**What is expected:**
Can you copy out every line of the data below word for word, leaving out the pictures?

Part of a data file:
** begin **
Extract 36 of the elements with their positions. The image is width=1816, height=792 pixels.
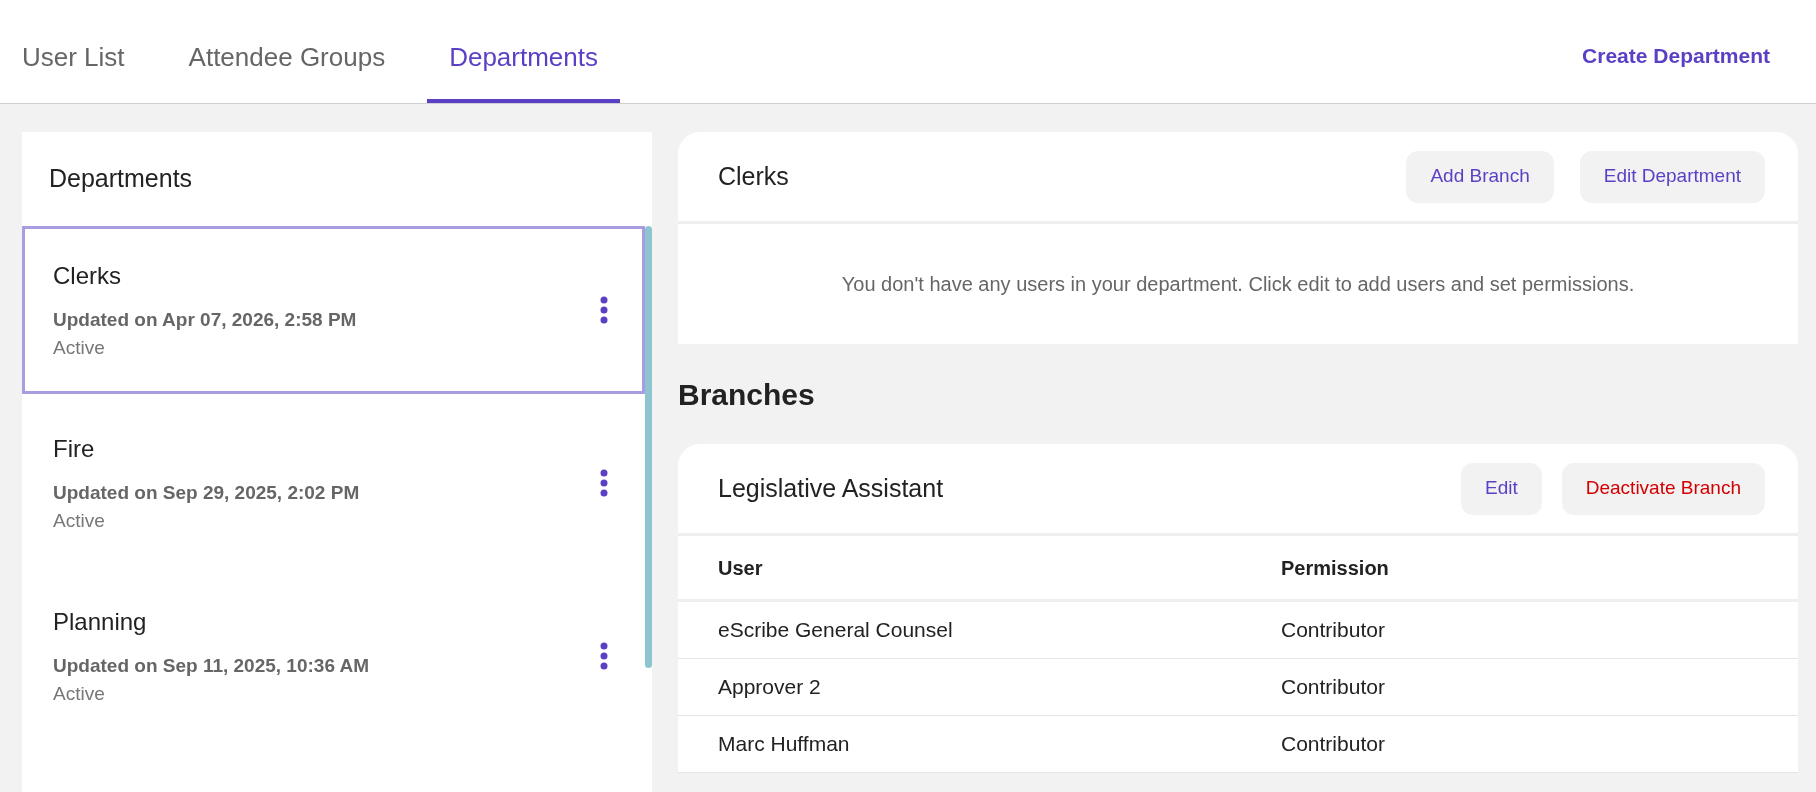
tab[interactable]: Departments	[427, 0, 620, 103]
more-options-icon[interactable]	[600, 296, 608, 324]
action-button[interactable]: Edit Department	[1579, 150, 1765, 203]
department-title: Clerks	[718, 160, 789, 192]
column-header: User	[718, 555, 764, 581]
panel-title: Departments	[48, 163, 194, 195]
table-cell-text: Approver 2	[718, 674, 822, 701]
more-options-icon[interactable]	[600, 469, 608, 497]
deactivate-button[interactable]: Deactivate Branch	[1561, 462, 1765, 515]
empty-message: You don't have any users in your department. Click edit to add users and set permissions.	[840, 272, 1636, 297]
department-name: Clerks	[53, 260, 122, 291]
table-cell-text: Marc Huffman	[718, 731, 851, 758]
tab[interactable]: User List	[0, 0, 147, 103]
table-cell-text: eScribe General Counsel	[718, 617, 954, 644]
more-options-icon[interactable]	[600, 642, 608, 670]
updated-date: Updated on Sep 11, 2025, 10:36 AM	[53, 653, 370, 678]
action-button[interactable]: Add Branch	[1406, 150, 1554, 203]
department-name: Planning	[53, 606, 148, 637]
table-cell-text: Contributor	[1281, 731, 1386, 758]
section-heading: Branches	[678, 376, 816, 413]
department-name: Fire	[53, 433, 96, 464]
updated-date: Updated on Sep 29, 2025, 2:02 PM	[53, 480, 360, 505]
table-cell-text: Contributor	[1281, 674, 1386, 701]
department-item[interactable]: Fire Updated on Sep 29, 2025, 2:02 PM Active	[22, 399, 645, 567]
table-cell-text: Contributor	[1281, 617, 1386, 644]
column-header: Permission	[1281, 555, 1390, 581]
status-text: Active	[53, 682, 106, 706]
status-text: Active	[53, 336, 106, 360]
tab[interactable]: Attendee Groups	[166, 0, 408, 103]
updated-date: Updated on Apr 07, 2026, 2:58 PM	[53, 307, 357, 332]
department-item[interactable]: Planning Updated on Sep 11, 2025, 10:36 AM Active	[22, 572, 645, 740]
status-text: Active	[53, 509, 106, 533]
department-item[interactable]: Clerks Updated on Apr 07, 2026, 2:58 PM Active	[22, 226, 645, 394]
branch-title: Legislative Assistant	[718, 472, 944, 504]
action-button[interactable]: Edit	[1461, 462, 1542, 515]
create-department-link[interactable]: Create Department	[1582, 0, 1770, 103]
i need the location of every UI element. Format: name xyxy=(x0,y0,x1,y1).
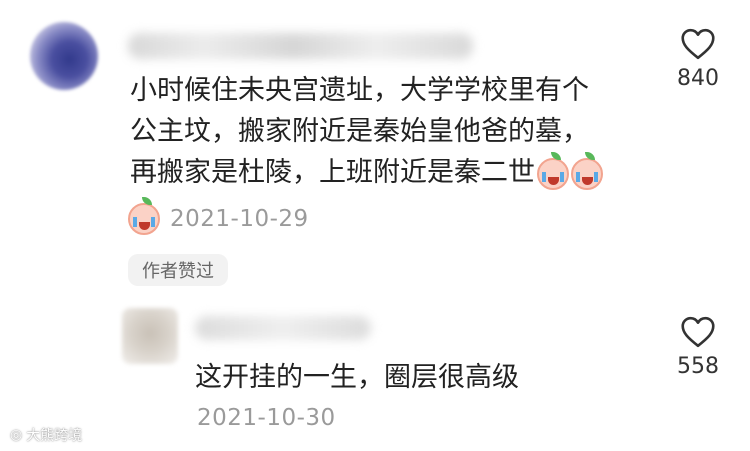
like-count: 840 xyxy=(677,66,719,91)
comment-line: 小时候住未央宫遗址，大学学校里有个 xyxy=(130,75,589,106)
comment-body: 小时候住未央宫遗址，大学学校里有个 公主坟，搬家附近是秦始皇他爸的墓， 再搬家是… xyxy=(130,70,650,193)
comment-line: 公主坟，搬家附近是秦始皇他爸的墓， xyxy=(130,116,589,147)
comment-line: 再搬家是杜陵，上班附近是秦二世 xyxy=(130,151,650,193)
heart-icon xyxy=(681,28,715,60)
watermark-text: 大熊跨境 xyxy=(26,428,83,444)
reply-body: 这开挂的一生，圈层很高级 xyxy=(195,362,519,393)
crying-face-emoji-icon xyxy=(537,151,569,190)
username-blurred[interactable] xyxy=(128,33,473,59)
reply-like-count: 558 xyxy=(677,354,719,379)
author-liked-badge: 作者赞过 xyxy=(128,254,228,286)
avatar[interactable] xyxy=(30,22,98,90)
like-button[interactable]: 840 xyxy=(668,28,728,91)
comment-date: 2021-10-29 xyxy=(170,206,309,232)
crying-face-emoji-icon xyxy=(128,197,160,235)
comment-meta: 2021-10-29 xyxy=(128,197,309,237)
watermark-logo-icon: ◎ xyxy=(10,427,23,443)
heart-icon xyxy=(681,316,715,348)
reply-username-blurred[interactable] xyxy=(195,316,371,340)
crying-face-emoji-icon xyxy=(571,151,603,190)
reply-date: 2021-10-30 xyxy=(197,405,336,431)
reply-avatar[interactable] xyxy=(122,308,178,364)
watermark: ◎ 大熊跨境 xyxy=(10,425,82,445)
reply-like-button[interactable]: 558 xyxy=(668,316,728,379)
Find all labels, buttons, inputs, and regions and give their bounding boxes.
** end **
**The response:**
Extract 36 of the elements with their positions. The image is width=1816, height=792 pixels.
tab[interactable]: Departments	[427, 0, 620, 103]
more-options-icon[interactable]	[600, 296, 608, 324]
action-button[interactable]: Edit Department	[1579, 150, 1765, 203]
department-title: Clerks	[718, 160, 789, 192]
column-header: User	[718, 555, 764, 581]
panel-title: Departments	[48, 163, 194, 195]
table-cell-text: Approver 2	[718, 674, 822, 701]
more-options-icon[interactable]	[600, 469, 608, 497]
deactivate-button[interactable]: Deactivate Branch	[1561, 462, 1765, 515]
empty-message: You don't have any users in your department. Click edit to add users and set permissions.	[840, 272, 1636, 297]
department-name: Clerks	[53, 260, 122, 291]
table-cell-text: Marc Huffman	[718, 731, 851, 758]
tab[interactable]: User List	[0, 0, 147, 103]
table-cell-text: eScribe General Counsel	[718, 617, 954, 644]
more-options-icon[interactable]	[600, 642, 608, 670]
updated-date: Updated on Sep 11, 2025, 10:36 AM	[53, 653, 370, 678]
action-button[interactable]: Add Branch	[1406, 150, 1554, 203]
department-name: Planning	[53, 606, 148, 637]
table-cell-text: Contributor	[1281, 731, 1386, 758]
section-heading: Branches	[678, 376, 816, 413]
department-name: Fire	[53, 433, 96, 464]
updated-date: Updated on Sep 29, 2025, 2:02 PM	[53, 480, 360, 505]
table-cell-text: Contributor	[1281, 674, 1386, 701]
department-item[interactable]: Fire Updated on Sep 29, 2025, 2:02 PM Active	[22, 399, 645, 567]
table-cell-text: Contributor	[1281, 617, 1386, 644]
column-header: Permission	[1281, 555, 1390, 581]
status-text: Active	[53, 682, 106, 706]
status-text: Active	[53, 336, 106, 360]
tab[interactable]: Attendee Groups	[166, 0, 408, 103]
updated-date: Updated on Apr 07, 2026, 2:58 PM	[53, 307, 357, 332]
department-item[interactable]: Planning Updated on Sep 11, 2025, 10:36 AM Active	[22, 572, 645, 740]
status-text: Active	[53, 509, 106, 533]
department-item[interactable]: Clerks Updated on Apr 07, 2026, 2:58 PM Active	[22, 226, 645, 394]
branch-title: Legislative Assistant	[718, 472, 944, 504]
action-button[interactable]: Edit	[1461, 462, 1542, 515]
create-department-link[interactable]: Create Department	[1582, 0, 1770, 103]
i need the location of every UI element. Format: name xyxy=(x0,y0,x1,y1).
like-count: 840 xyxy=(677,66,719,91)
comment-line: 小时候住未央宫遗址，大学学校里有个 xyxy=(130,75,589,106)
comment-body: 小时候住未央宫遗址，大学学校里有个 公主坟，搬家附近是秦始皇他爸的墓， 再搬家是… xyxy=(130,70,650,193)
comment-line: 公主坟，搬家附近是秦始皇他爸的墓， xyxy=(130,116,589,147)
comment-line: 再搬家是杜陵，上班附近是秦二世 xyxy=(130,151,650,193)
heart-icon xyxy=(681,28,715,60)
watermark-text: 大熊跨境 xyxy=(26,428,83,444)
reply-body: 这开挂的一生，圈层很高级 xyxy=(195,362,519,393)
crying-face-emoji-icon xyxy=(537,151,569,190)
username-blurred[interactable] xyxy=(128,33,473,59)
reply-like-count: 558 xyxy=(677,354,719,379)
author-liked-badge: 作者赞过 xyxy=(128,254,228,286)
avatar[interactable] xyxy=(30,22,98,90)
like-button[interactable]: 840 xyxy=(668,28,728,91)
comment-date: 2021-10-29 xyxy=(170,206,309,232)
crying-face-emoji-icon xyxy=(128,197,160,235)
comment-meta: 2021-10-29 xyxy=(128,197,309,237)
watermark-logo-icon: ◎ xyxy=(10,427,23,443)
heart-icon xyxy=(681,316,715,348)
reply-username-blurred[interactable] xyxy=(195,316,371,340)
crying-face-emoji-icon xyxy=(571,151,603,190)
reply-date: 2021-10-30 xyxy=(197,405,336,431)
reply-avatar[interactable] xyxy=(122,308,178,364)
watermark: ◎ 大熊跨境 xyxy=(10,425,82,445)
reply-like-button[interactable]: 558 xyxy=(668,316,728,379)
Find all labels, buttons, inputs, and regions and give their bounding boxes.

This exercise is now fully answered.